Data records

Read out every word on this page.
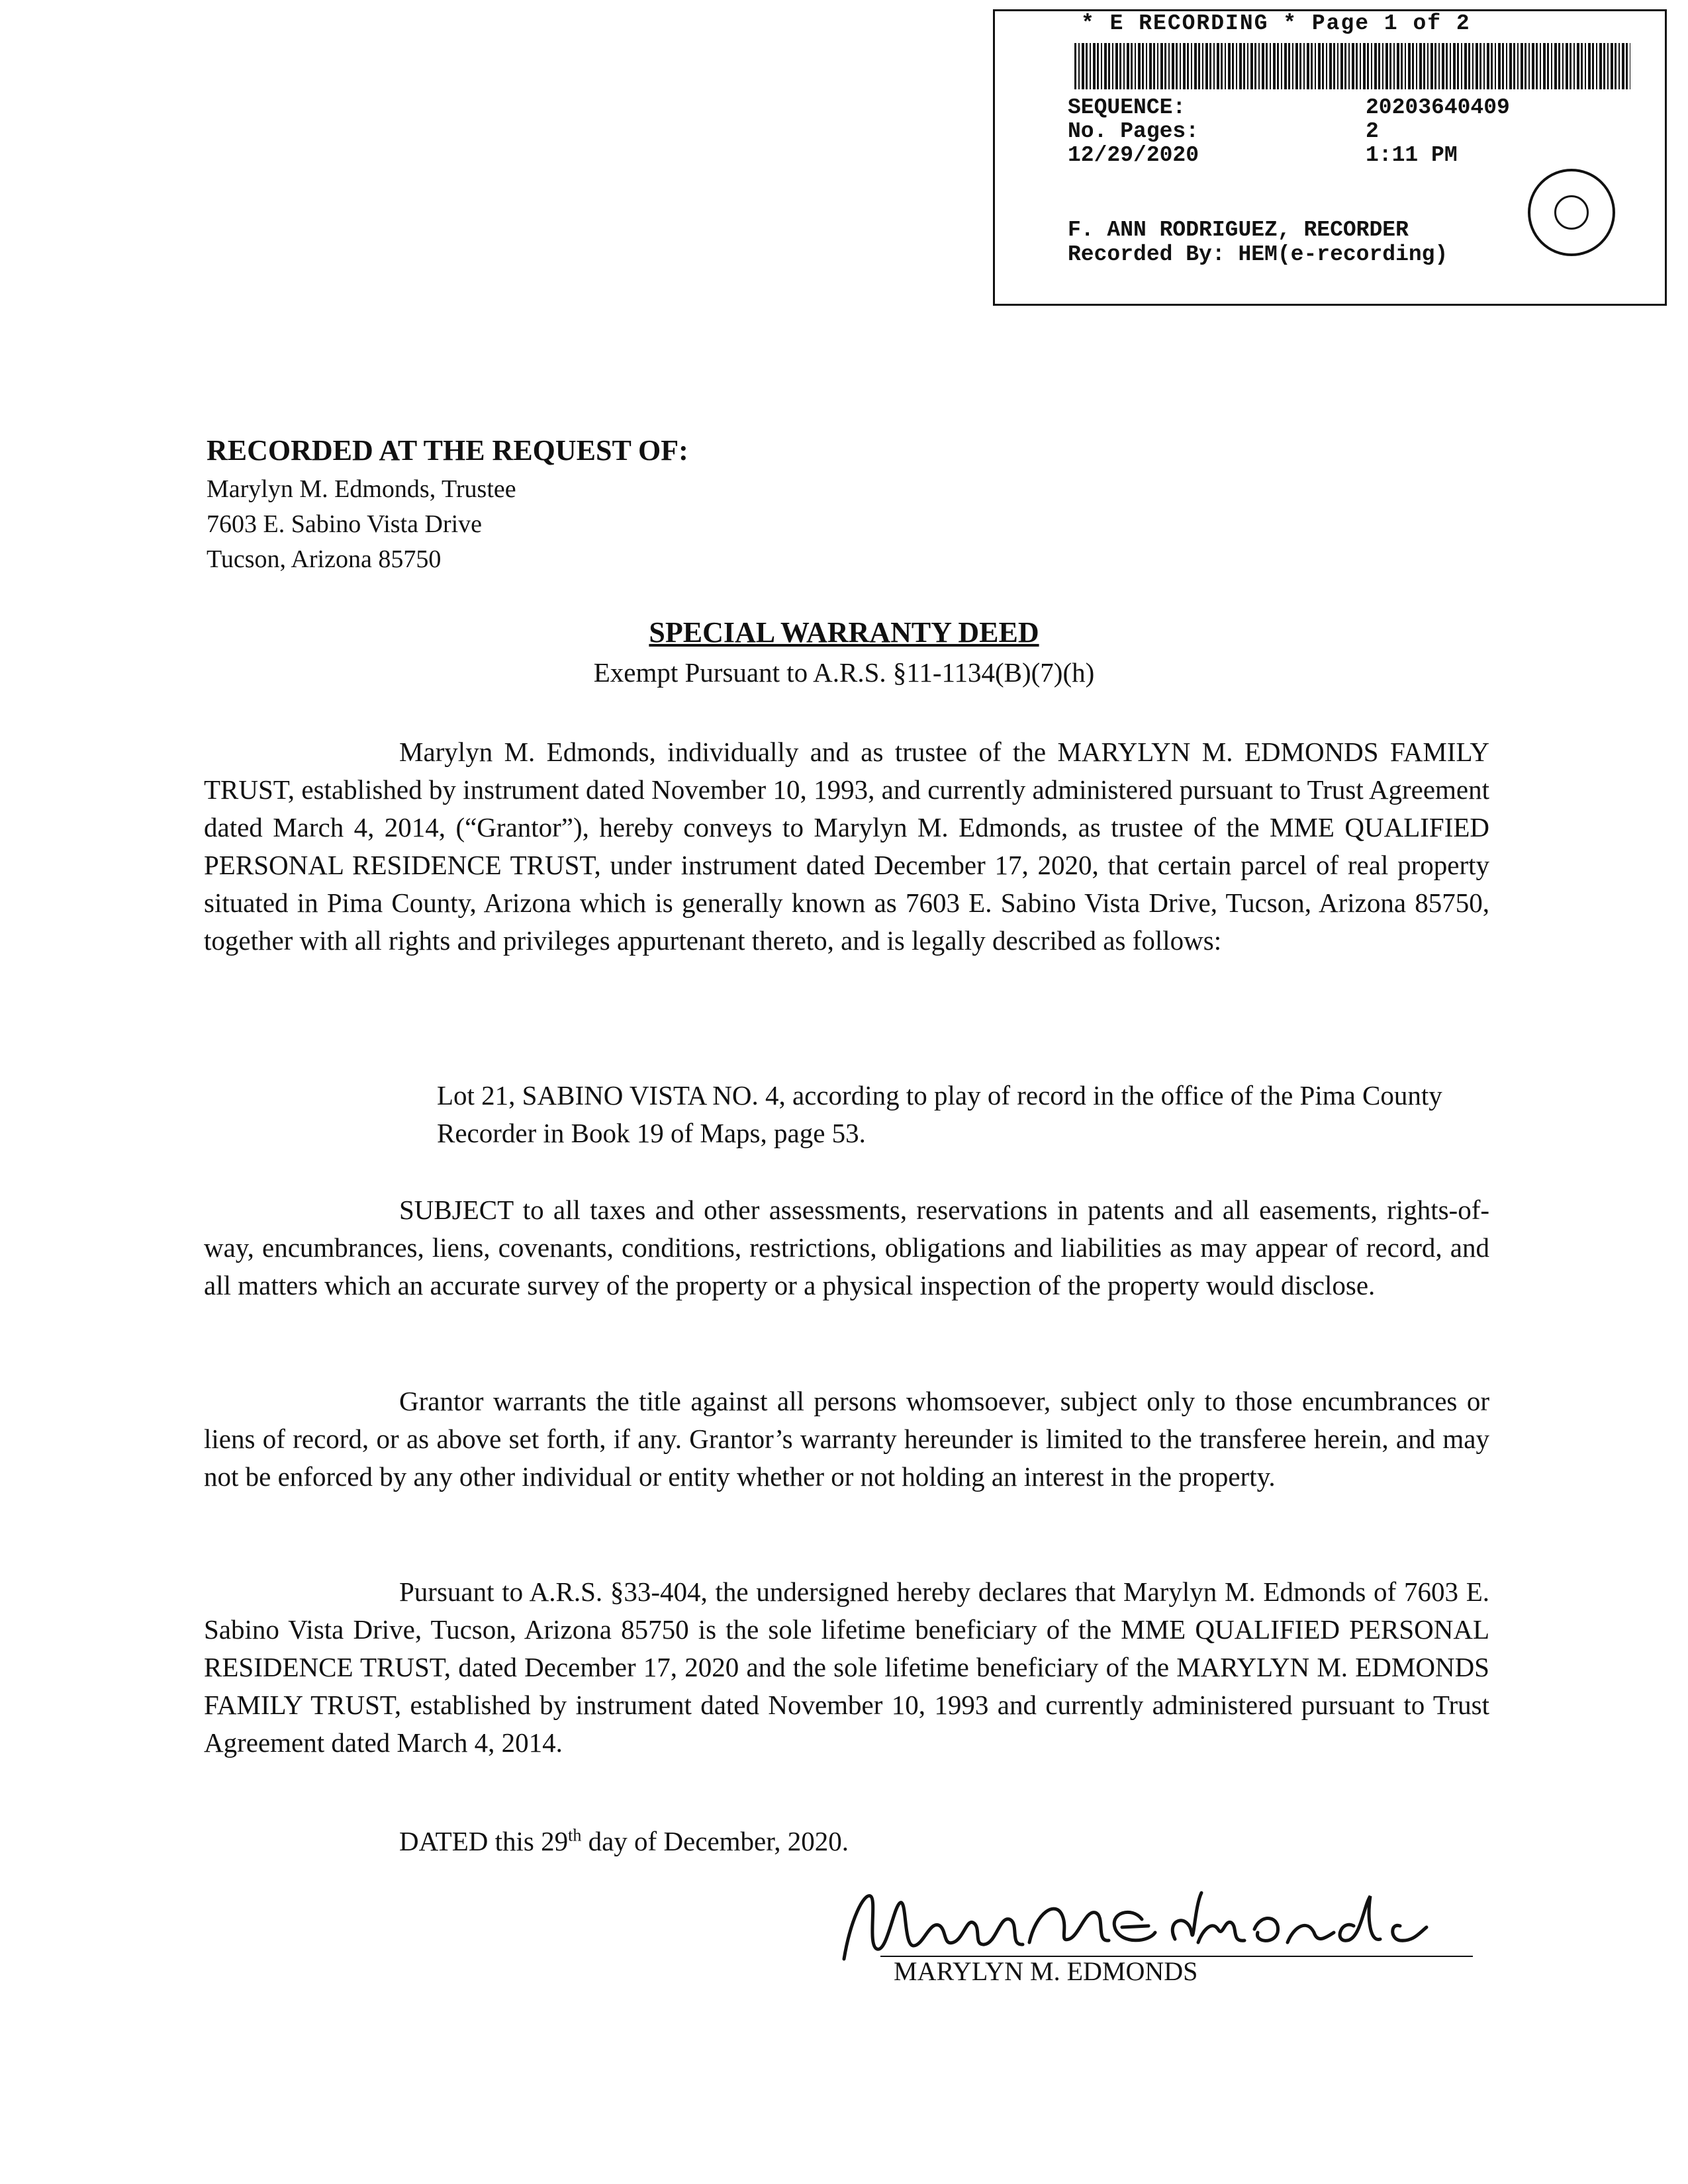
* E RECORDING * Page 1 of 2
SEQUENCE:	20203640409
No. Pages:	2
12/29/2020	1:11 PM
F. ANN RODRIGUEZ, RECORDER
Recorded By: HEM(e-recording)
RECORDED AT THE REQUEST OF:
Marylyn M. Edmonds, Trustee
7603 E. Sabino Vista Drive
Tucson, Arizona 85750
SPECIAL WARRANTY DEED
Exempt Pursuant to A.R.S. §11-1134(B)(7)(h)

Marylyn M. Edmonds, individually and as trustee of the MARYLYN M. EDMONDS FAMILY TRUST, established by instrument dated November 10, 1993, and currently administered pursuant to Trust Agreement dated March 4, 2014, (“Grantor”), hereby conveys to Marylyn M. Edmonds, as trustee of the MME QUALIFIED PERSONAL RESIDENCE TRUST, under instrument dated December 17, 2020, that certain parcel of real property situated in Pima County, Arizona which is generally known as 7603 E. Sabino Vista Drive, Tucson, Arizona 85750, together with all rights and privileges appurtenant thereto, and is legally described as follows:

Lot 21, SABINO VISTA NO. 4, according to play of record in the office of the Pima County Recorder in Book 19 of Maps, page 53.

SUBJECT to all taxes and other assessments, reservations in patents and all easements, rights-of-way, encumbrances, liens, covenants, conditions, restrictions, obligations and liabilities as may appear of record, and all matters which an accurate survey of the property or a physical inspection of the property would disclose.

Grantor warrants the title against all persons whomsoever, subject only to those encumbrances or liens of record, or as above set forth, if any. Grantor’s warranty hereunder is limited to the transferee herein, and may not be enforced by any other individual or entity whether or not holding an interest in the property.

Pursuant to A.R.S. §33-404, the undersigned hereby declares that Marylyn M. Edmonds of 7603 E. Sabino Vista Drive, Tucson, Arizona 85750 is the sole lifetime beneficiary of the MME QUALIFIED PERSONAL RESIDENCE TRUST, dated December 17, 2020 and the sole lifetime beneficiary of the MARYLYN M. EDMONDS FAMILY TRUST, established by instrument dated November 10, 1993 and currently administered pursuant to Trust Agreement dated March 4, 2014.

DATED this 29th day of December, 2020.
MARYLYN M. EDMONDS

BRIEF: What is needed is an exact reproduction of the data, pictures excluded.

RESULT FOR THIS TASK:
Read out every word on this page.
* E RECORDING * Page 1 of 2
SEQUENCE:	20203640409
No. Pages:	2
12/29/2020	1:11 PM
F. ANN RODRIGUEZ, RECORDER
Recorded By: HEM(e-recording)
RECORDED AT THE REQUEST OF:
Marylyn M. Edmonds, Trustee
7603 E. Sabino Vista Drive
Tucson, Arizona 85750
SPECIAL WARRANTY DEED
Exempt Pursuant to A.R.S. §11-1134(B)(7)(h)

Marylyn M. Edmonds, individually and as trustee of the MARYLYN M. EDMONDS FAMILY TRUST, established by instrument dated November 10, 1993, and currently administered pursuant to Trust Agreement dated March 4, 2014, (“Grantor”), hereby conveys to Marylyn M. Edmonds, as trustee of the MME QUALIFIED PERSONAL RESIDENCE TRUST, under instrument dated December 17, 2020, that certain parcel of real property situated in Pima County, Arizona which is generally known as 7603 E. Sabino Vista Drive, Tucson, Arizona 85750, together with all rights and privileges appurtenant thereto, and is legally described as follows:

Lot 21, SABINO VISTA NO. 4, according to play of record in the office of the Pima County Recorder in Book 19 of Maps, page 53.

SUBJECT to all taxes and other assessments, reservations in patents and all easements, rights-of-way, encumbrances, liens, covenants, conditions, restrictions, obligations and liabilities as may appear of record, and all matters which an accurate survey of the property or a physical inspection of the property would disclose.

Grantor warrants the title against all persons whomsoever, subject only to those encumbrances or liens of record, or as above set forth, if any. Grantor’s warranty hereunder is limited to the transferee herein, and may not be enforced by any other individual or entity whether or not holding an interest in the property.

Pursuant to A.R.S. §33-404, the undersigned hereby declares that Marylyn M. Edmonds of 7603 E. Sabino Vista Drive, Tucson, Arizona 85750 is the sole lifetime beneficiary of the MME QUALIFIED PERSONAL RESIDENCE TRUST, dated December 17, 2020 and the sole lifetime beneficiary of the MARYLYN M. EDMONDS FAMILY TRUST, established by instrument dated November 10, 1993 and currently administered pursuant to Trust Agreement dated March 4, 2014.

DATED this 29th day of December, 2020.
MARYLYN M. EDMONDS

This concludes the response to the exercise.